> [YOUR OBJECTIVE]: Copy out each line exactly; pictures stay out of the copy.

[A run of records]
begin

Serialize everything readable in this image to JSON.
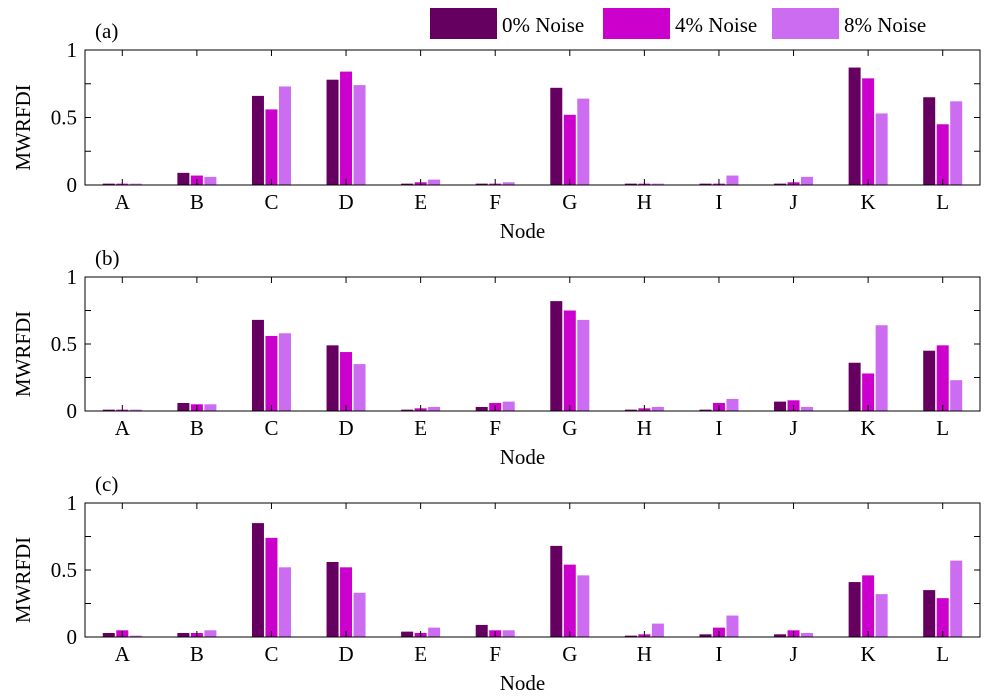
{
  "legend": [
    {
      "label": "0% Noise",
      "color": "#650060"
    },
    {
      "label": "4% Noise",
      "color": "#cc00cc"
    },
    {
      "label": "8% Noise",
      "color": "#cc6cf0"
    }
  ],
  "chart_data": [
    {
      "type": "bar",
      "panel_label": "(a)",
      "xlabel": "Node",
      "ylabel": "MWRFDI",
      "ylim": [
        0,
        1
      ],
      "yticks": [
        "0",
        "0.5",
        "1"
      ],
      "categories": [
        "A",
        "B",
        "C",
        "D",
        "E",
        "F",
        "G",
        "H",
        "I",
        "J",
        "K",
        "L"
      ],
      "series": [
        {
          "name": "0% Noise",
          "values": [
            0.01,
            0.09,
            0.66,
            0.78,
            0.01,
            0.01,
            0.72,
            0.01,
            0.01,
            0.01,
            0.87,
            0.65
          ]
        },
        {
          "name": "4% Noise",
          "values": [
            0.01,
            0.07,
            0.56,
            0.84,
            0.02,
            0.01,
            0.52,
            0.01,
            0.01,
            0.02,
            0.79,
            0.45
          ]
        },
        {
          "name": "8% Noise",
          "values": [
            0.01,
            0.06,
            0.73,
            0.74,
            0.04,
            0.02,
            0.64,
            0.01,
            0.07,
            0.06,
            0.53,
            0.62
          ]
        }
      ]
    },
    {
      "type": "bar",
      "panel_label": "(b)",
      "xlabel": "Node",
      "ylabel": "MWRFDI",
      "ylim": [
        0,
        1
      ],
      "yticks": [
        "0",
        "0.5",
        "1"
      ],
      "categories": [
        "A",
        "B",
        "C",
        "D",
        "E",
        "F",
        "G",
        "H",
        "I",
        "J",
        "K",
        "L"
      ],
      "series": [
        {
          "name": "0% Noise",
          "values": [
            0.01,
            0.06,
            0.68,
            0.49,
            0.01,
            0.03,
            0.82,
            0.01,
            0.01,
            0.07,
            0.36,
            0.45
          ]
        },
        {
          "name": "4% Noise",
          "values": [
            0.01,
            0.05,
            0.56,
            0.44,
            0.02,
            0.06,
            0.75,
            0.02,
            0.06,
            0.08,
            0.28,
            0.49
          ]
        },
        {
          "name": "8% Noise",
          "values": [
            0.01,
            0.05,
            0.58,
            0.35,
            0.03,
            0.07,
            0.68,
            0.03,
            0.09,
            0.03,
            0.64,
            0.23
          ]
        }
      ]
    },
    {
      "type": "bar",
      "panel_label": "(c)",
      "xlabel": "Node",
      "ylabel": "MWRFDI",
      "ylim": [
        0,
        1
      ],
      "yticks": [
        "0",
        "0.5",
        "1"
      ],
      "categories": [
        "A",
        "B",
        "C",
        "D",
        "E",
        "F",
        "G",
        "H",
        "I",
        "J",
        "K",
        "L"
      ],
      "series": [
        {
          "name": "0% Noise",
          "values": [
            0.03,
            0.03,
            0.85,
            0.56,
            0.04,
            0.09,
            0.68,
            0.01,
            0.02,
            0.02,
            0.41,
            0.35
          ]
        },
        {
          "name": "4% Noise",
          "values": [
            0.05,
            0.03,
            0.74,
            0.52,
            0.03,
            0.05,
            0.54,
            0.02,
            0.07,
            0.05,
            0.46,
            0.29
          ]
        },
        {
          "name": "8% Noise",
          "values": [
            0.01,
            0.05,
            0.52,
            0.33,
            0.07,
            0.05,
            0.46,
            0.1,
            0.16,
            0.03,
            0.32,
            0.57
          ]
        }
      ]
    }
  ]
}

end

> [PROBLEM SOLUTION]:
Serialize everything readable in this image to JSON.
{
  "legend": [
    {
      "label": "0% Noise",
      "color": "#650060"
    },
    {
      "label": "4% Noise",
      "color": "#cc00cc"
    },
    {
      "label": "8% Noise",
      "color": "#cc6cf0"
    }
  ],
  "chart_data": [
    {
      "type": "bar",
      "panel_label": "(a)",
      "xlabel": "Node",
      "ylabel": "MWRFDI",
      "ylim": [
        0,
        1
      ],
      "yticks": [
        "0",
        "0.5",
        "1"
      ],
      "categories": [
        "A",
        "B",
        "C",
        "D",
        "E",
        "F",
        "G",
        "H",
        "I",
        "J",
        "K",
        "L"
      ],
      "series": [
        {
          "name": "0% Noise",
          "values": [
            0.01,
            0.09,
            0.66,
            0.78,
            0.01,
            0.01,
            0.72,
            0.01,
            0.01,
            0.01,
            0.87,
            0.65
          ]
        },
        {
          "name": "4% Noise",
          "values": [
            0.01,
            0.07,
            0.56,
            0.84,
            0.02,
            0.01,
            0.52,
            0.01,
            0.01,
            0.02,
            0.79,
            0.45
          ]
        },
        {
          "name": "8% Noise",
          "values": [
            0.01,
            0.06,
            0.73,
            0.74,
            0.04,
            0.02,
            0.64,
            0.01,
            0.07,
            0.06,
            0.53,
            0.62
          ]
        }
      ]
    },
    {
      "type": "bar",
      "panel_label": "(b)",
      "xlabel": "Node",
      "ylabel": "MWRFDI",
      "ylim": [
        0,
        1
      ],
      "yticks": [
        "0",
        "0.5",
        "1"
      ],
      "categories": [
        "A",
        "B",
        "C",
        "D",
        "E",
        "F",
        "G",
        "H",
        "I",
        "J",
        "K",
        "L"
      ],
      "series": [
        {
          "name": "0% Noise",
          "values": [
            0.01,
            0.06,
            0.68,
            0.49,
            0.01,
            0.03,
            0.82,
            0.01,
            0.01,
            0.07,
            0.36,
            0.45
          ]
        },
        {
          "name": "4% Noise",
          "values": [
            0.01,
            0.05,
            0.56,
            0.44,
            0.02,
            0.06,
            0.75,
            0.02,
            0.06,
            0.08,
            0.28,
            0.49
          ]
        },
        {
          "name": "8% Noise",
          "values": [
            0.01,
            0.05,
            0.58,
            0.35,
            0.03,
            0.07,
            0.68,
            0.03,
            0.09,
            0.03,
            0.64,
            0.23
          ]
        }
      ]
    },
    {
      "type": "bar",
      "panel_label": "(c)",
      "xlabel": "Node",
      "ylabel": "MWRFDI",
      "ylim": [
        0,
        1
      ],
      "yticks": [
        "0",
        "0.5",
        "1"
      ],
      "categories": [
        "A",
        "B",
        "C",
        "D",
        "E",
        "F",
        "G",
        "H",
        "I",
        "J",
        "K",
        "L"
      ],
      "series": [
        {
          "name": "0% Noise",
          "values": [
            0.03,
            0.03,
            0.85,
            0.56,
            0.04,
            0.09,
            0.68,
            0.01,
            0.02,
            0.02,
            0.41,
            0.35
          ]
        },
        {
          "name": "4% Noise",
          "values": [
            0.05,
            0.03,
            0.74,
            0.52,
            0.03,
            0.05,
            0.54,
            0.02,
            0.07,
            0.05,
            0.46,
            0.29
          ]
        },
        {
          "name": "8% Noise",
          "values": [
            0.01,
            0.05,
            0.52,
            0.33,
            0.07,
            0.05,
            0.46,
            0.1,
            0.16,
            0.03,
            0.32,
            0.57
          ]
        }
      ]
    }
  ]
}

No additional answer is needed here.